━━━ Given data ━━━

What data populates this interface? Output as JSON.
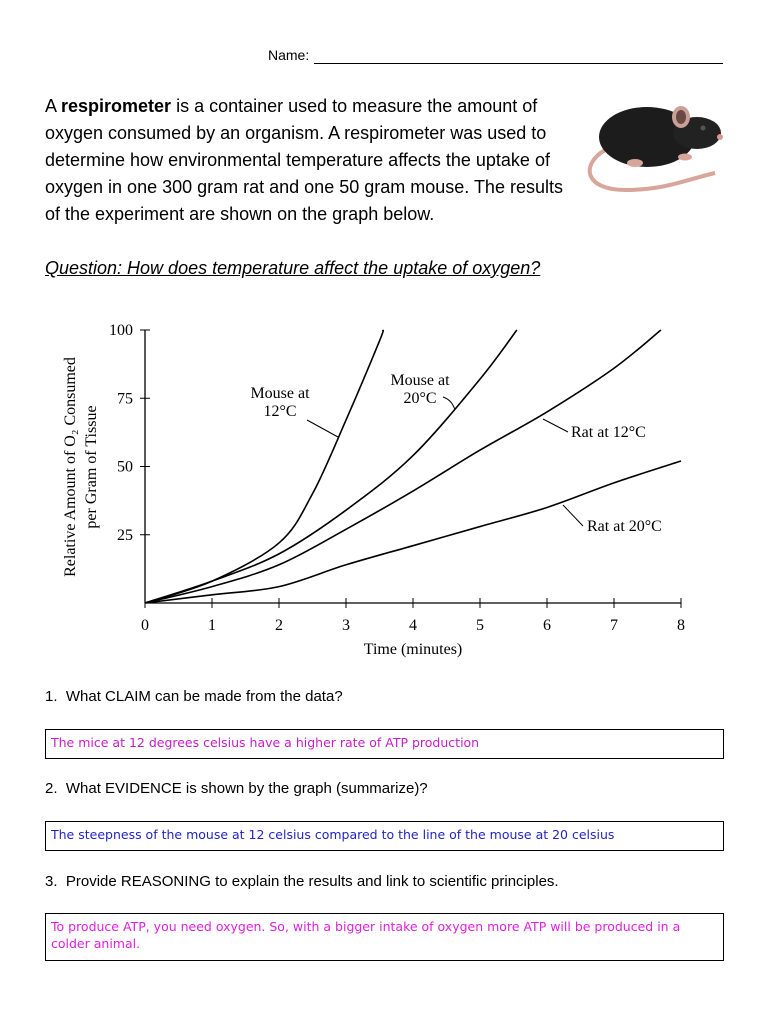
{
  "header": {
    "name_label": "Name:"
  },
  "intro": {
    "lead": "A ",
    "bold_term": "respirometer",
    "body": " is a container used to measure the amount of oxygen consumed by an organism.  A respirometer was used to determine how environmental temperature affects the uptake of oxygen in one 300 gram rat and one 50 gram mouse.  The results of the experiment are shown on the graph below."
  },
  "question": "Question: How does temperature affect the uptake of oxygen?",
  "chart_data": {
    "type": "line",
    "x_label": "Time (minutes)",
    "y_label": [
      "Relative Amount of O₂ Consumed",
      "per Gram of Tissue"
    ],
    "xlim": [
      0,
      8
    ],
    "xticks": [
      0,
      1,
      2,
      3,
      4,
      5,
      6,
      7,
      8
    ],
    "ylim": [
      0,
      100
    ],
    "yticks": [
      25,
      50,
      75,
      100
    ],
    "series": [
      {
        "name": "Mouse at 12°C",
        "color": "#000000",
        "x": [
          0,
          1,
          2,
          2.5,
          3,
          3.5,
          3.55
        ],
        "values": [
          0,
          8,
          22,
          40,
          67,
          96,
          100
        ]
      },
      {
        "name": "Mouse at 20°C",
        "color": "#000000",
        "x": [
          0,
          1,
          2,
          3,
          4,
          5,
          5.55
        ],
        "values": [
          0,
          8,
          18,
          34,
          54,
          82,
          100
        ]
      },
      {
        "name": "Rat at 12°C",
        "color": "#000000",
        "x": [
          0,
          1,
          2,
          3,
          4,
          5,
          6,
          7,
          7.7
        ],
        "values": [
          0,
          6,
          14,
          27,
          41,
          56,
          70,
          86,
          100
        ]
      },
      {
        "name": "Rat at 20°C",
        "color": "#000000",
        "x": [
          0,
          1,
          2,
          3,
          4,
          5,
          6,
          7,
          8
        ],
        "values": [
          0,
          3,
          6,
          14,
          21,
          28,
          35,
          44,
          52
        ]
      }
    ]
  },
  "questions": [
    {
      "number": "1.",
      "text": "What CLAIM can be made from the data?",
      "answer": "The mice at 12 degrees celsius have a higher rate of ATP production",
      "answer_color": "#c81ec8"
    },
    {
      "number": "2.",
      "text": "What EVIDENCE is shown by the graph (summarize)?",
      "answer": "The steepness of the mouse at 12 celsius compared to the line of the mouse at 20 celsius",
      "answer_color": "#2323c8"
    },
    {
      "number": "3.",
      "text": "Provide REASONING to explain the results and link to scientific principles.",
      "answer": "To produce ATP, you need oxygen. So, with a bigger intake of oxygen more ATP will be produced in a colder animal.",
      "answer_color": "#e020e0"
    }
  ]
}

━━━

What the task requires -> Your task is to retype all the entries exactly and leave out any pictures.

Result ->
What data populates this interface? Output as JSON.
{
  "header": {
    "name_label": "Name:"
  },
  "intro": {
    "lead": "A ",
    "bold_term": "respirometer",
    "body": " is a container used to measure the amount of oxygen consumed by an organism.  A respirometer was used to determine how environmental temperature affects the uptake of oxygen in one 300 gram rat and one 50 gram mouse.  The results of the experiment are shown on the graph below."
  },
  "question": "Question: How does temperature affect the uptake of oxygen?",
  "chart_data": {
    "type": "line",
    "x_label": "Time (minutes)",
    "y_label": [
      "Relative Amount of O₂ Consumed",
      "per Gram of Tissue"
    ],
    "xlim": [
      0,
      8
    ],
    "xticks": [
      0,
      1,
      2,
      3,
      4,
      5,
      6,
      7,
      8
    ],
    "ylim": [
      0,
      100
    ],
    "yticks": [
      25,
      50,
      75,
      100
    ],
    "series": [
      {
        "name": "Mouse at 12°C",
        "color": "#000000",
        "x": [
          0,
          1,
          2,
          2.5,
          3,
          3.5,
          3.55
        ],
        "values": [
          0,
          8,
          22,
          40,
          67,
          96,
          100
        ]
      },
      {
        "name": "Mouse at 20°C",
        "color": "#000000",
        "x": [
          0,
          1,
          2,
          3,
          4,
          5,
          5.55
        ],
        "values": [
          0,
          8,
          18,
          34,
          54,
          82,
          100
        ]
      },
      {
        "name": "Rat at 12°C",
        "color": "#000000",
        "x": [
          0,
          1,
          2,
          3,
          4,
          5,
          6,
          7,
          7.7
        ],
        "values": [
          0,
          6,
          14,
          27,
          41,
          56,
          70,
          86,
          100
        ]
      },
      {
        "name": "Rat at 20°C",
        "color": "#000000",
        "x": [
          0,
          1,
          2,
          3,
          4,
          5,
          6,
          7,
          8
        ],
        "values": [
          0,
          3,
          6,
          14,
          21,
          28,
          35,
          44,
          52
        ]
      }
    ]
  },
  "questions": [
    {
      "number": "1.",
      "text": "What CLAIM can be made from the data?",
      "answer": "The mice at 12 degrees celsius have a higher rate of ATP production",
      "answer_color": "#c81ec8"
    },
    {
      "number": "2.",
      "text": "What EVIDENCE is shown by the graph (summarize)?",
      "answer": "The steepness of the mouse at 12 celsius compared to the line of the mouse at 20 celsius",
      "answer_color": "#2323c8"
    },
    {
      "number": "3.",
      "text": "Provide REASONING to explain the results and link to scientific principles.",
      "answer": "To produce ATP, you need oxygen. So, with a bigger intake of oxygen more ATP will be produced in a colder animal.",
      "answer_color": "#e020e0"
    }
  ]
}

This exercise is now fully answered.